WHAT YOU SHOULD DO:
Check every line below for the string "Topology", and copy the lines that contain it.

DATA RECORDS:
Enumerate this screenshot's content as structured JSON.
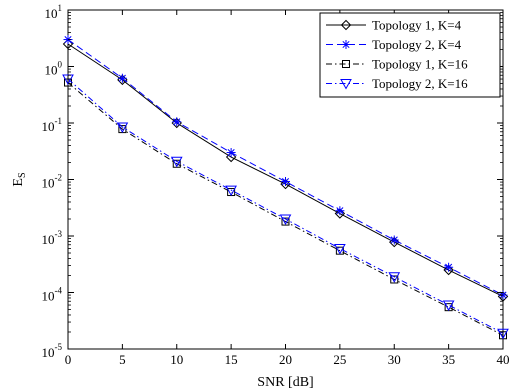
{
  "chart_data": {
    "type": "line",
    "title": "",
    "xlabel": "SNR [dB]",
    "ylabel": "E",
    "ylabel_subscript": "S",
    "xlim": [
      0,
      40
    ],
    "ylim": [
      1e-05,
      10
    ],
    "yscale": "log",
    "grid": false,
    "legend_position": "top-right",
    "x_ticks": [
      "0",
      "5",
      "10",
      "15",
      "20",
      "25",
      "30",
      "35",
      "40"
    ],
    "y_ticks": [
      {
        "base": "10",
        "exp": "1",
        "value": 10
      },
      {
        "base": "10",
        "exp": "0",
        "value": 1
      },
      {
        "base": "10",
        "exp": "-1",
        "value": 0.1
      },
      {
        "base": "10",
        "exp": "-2",
        "value": 0.01
      },
      {
        "base": "10",
        "exp": "-3",
        "value": 0.001
      },
      {
        "base": "10",
        "exp": "-4",
        "value": 0.0001
      },
      {
        "base": "10",
        "exp": "-5",
        "value": 1e-05
      }
    ],
    "x": [
      0,
      5,
      10,
      15,
      20,
      25,
      30,
      35,
      40
    ],
    "series": [
      {
        "name": "Topology 1, K=4",
        "values": [
          2.5,
          0.58,
          0.1,
          0.025,
          0.0083,
          0.0025,
          0.00078,
          0.00025,
          8.5e-05
        ],
        "color": "#000000",
        "linestyle": "solid",
        "marker": "diamond"
      },
      {
        "name": "Topology 2, K=4",
        "values": [
          3.0,
          0.62,
          0.105,
          0.03,
          0.0092,
          0.0028,
          0.00085,
          0.00028,
          9e-05
        ],
        "color": "#0000ff",
        "linestyle": "dashed",
        "marker": "asterisk"
      },
      {
        "name": "Topology 1, K=16",
        "values": [
          0.52,
          0.078,
          0.019,
          0.006,
          0.0018,
          0.00055,
          0.00017,
          5.5e-05,
          1.75e-05
        ],
        "color": "#000000",
        "linestyle": "dashdot",
        "marker": "square"
      },
      {
        "name": "Topology 2, K=16",
        "values": [
          0.6,
          0.085,
          0.021,
          0.0065,
          0.002,
          0.0006,
          0.00019,
          6e-05,
          1.9e-05
        ],
        "color": "#0000ff",
        "linestyle": "dashdot",
        "marker": "triangle-down"
      }
    ]
  }
}
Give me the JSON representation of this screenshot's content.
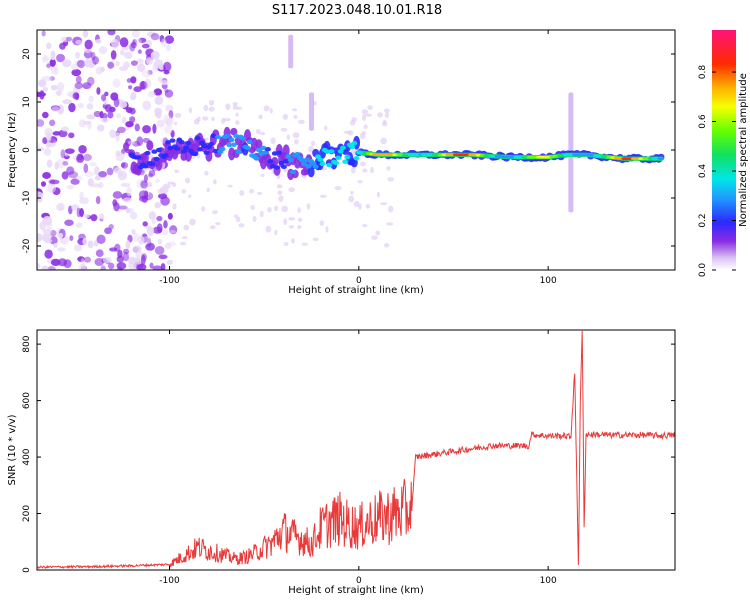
{
  "title": "S117.2023.048.10.01.R18",
  "chart_data": [
    {
      "type": "heatmap",
      "xlabel": "Height of straight line (km)",
      "ylabel": "Frequency (Hz)",
      "xlim": [
        -170,
        167
      ],
      "ylim": [
        -25,
        25
      ],
      "xticks": [
        -100,
        0,
        100
      ],
      "yticks": [
        -20,
        -10,
        0,
        10,
        20
      ],
      "colorbar": {
        "label": "Normalized spectral amplitude",
        "range": [
          0,
          0.97
        ],
        "ticks": [
          0.0,
          0.2,
          0.4,
          0.6,
          0.8
        ]
      },
      "ridge": [
        {
          "x": -120,
          "f": -2.5,
          "a": 0.25
        },
        {
          "x": -100,
          "f": 0,
          "a": 0.3
        },
        {
          "x": -80,
          "f": 1,
          "a": 0.35
        },
        {
          "x": -60,
          "f": 1.5,
          "a": 0.45
        },
        {
          "x": -45,
          "f": -2,
          "a": 0.35
        },
        {
          "x": -30,
          "f": -3,
          "a": 0.4
        },
        {
          "x": -20,
          "f": -2,
          "a": 0.5
        },
        {
          "x": -10,
          "f": -0.8,
          "a": 0.5
        },
        {
          "x": 0,
          "f": -0.5,
          "a": 0.55
        },
        {
          "x": 10,
          "f": -1,
          "a": 0.85
        },
        {
          "x": 30,
          "f": -1,
          "a": 0.95
        },
        {
          "x": 60,
          "f": -1,
          "a": 0.9
        },
        {
          "x": 80,
          "f": -1.5,
          "a": 0.8
        },
        {
          "x": 100,
          "f": -1.5,
          "a": 0.7
        },
        {
          "x": 110,
          "f": -1,
          "a": 0.6
        },
        {
          "x": 120,
          "f": -1,
          "a": 0.85
        },
        {
          "x": 140,
          "f": -1.8,
          "a": 0.9
        },
        {
          "x": 160,
          "f": -1.8,
          "a": 0.75
        }
      ],
      "vertical_streaks": [
        {
          "x": -36,
          "f_range": [
            17,
            24
          ]
        },
        {
          "x": -25,
          "f_range": [
            4,
            12
          ]
        },
        {
          "x": 112,
          "f_range": [
            -13,
            12
          ]
        }
      ]
    },
    {
      "type": "line",
      "xlabel": "Height of straight line (km)",
      "ylabel": "SNR (10 * v/v)",
      "xlim": [
        -170,
        167
      ],
      "ylim": [
        0,
        850
      ],
      "xticks": [
        -100,
        0,
        100
      ],
      "yticks": [
        0,
        200,
        400,
        600,
        800
      ],
      "series": [
        {
          "name": "SNR",
          "color": "#e83a3a",
          "x": [
            -170,
            -140,
            -120,
            -100,
            -95,
            -90,
            -85,
            -80,
            -75,
            -70,
            -65,
            -60,
            -55,
            -50,
            -45,
            -40,
            -35,
            -30,
            -25,
            -20,
            -15,
            -10,
            -5,
            0,
            5,
            10,
            15,
            20,
            25,
            28,
            30,
            40,
            50,
            60,
            70,
            80,
            90,
            91,
            100,
            110,
            112,
            114,
            116,
            117,
            118,
            119,
            120,
            125,
            130,
            140,
            150,
            160,
            167
          ],
          "y": [
            10,
            12,
            15,
            20,
            40,
            60,
            80,
            70,
            60,
            50,
            40,
            45,
            60,
            80,
            100,
            140,
            120,
            110,
            90,
            150,
            170,
            180,
            160,
            150,
            170,
            180,
            190,
            200,
            210,
            220,
            400,
            410,
            420,
            430,
            440,
            440,
            440,
            480,
            475,
            475,
            470,
            700,
            20,
            600,
            850,
            150,
            480,
            480,
            478,
            478,
            478,
            476,
            478
          ]
        }
      ]
    }
  ]
}
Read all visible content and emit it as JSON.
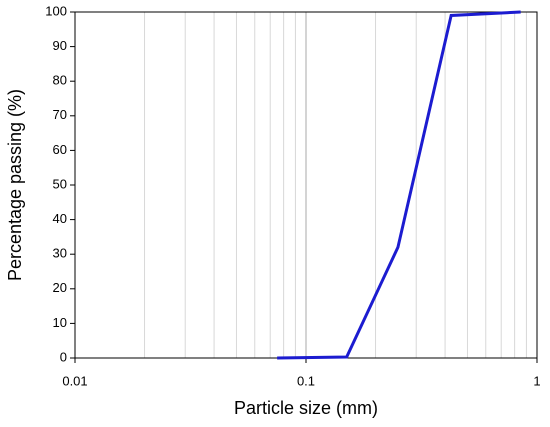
{
  "chart_data": {
    "type": "line",
    "x_label": "Particle size (mm)",
    "y_label": "Percentage passing (%)",
    "x_scale": "log",
    "grid": true,
    "x": [
      0.075,
      0.15,
      0.25,
      0.425,
      0.85
    ],
    "series": [
      {
        "color": "#1c1cd0",
        "values": [
          0,
          0.3,
          32,
          99,
          100
        ]
      }
    ],
    "xlim": [
      0.01,
      1
    ],
    "xticks": [
      0.01,
      0.1,
      1
    ],
    "ylim": [
      0,
      100
    ],
    "yticks": [
      0,
      10,
      20,
      30,
      40,
      50,
      60,
      70,
      80,
      90,
      100
    ]
  }
}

EXERCISE RESULT:
        "name": "Topology 1, K=4",
        "name": "Topology 2, K=4",
        "name": "Topology 1, K=16",
        "name": "Topology 2, K=16",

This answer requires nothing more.